Data excerpts

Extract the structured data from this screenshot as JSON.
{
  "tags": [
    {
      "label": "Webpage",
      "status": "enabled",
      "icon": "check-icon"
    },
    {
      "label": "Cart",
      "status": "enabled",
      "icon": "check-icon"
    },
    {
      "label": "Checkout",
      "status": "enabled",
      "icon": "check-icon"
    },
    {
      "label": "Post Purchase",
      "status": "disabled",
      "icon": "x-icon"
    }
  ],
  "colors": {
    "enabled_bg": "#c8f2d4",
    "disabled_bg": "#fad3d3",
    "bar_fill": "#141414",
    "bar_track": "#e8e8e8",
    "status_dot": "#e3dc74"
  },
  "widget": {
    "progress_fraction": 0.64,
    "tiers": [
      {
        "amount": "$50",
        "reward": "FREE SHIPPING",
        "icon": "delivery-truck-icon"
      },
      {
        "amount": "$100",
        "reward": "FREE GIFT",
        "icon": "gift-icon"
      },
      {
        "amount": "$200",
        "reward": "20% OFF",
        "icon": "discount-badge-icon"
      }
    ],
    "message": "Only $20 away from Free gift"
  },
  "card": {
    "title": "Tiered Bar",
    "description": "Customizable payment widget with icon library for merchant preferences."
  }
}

:: Description of the task ::
Tally the lines above containing "widget". Answer with the count only.

:: Response to this exercise ::
2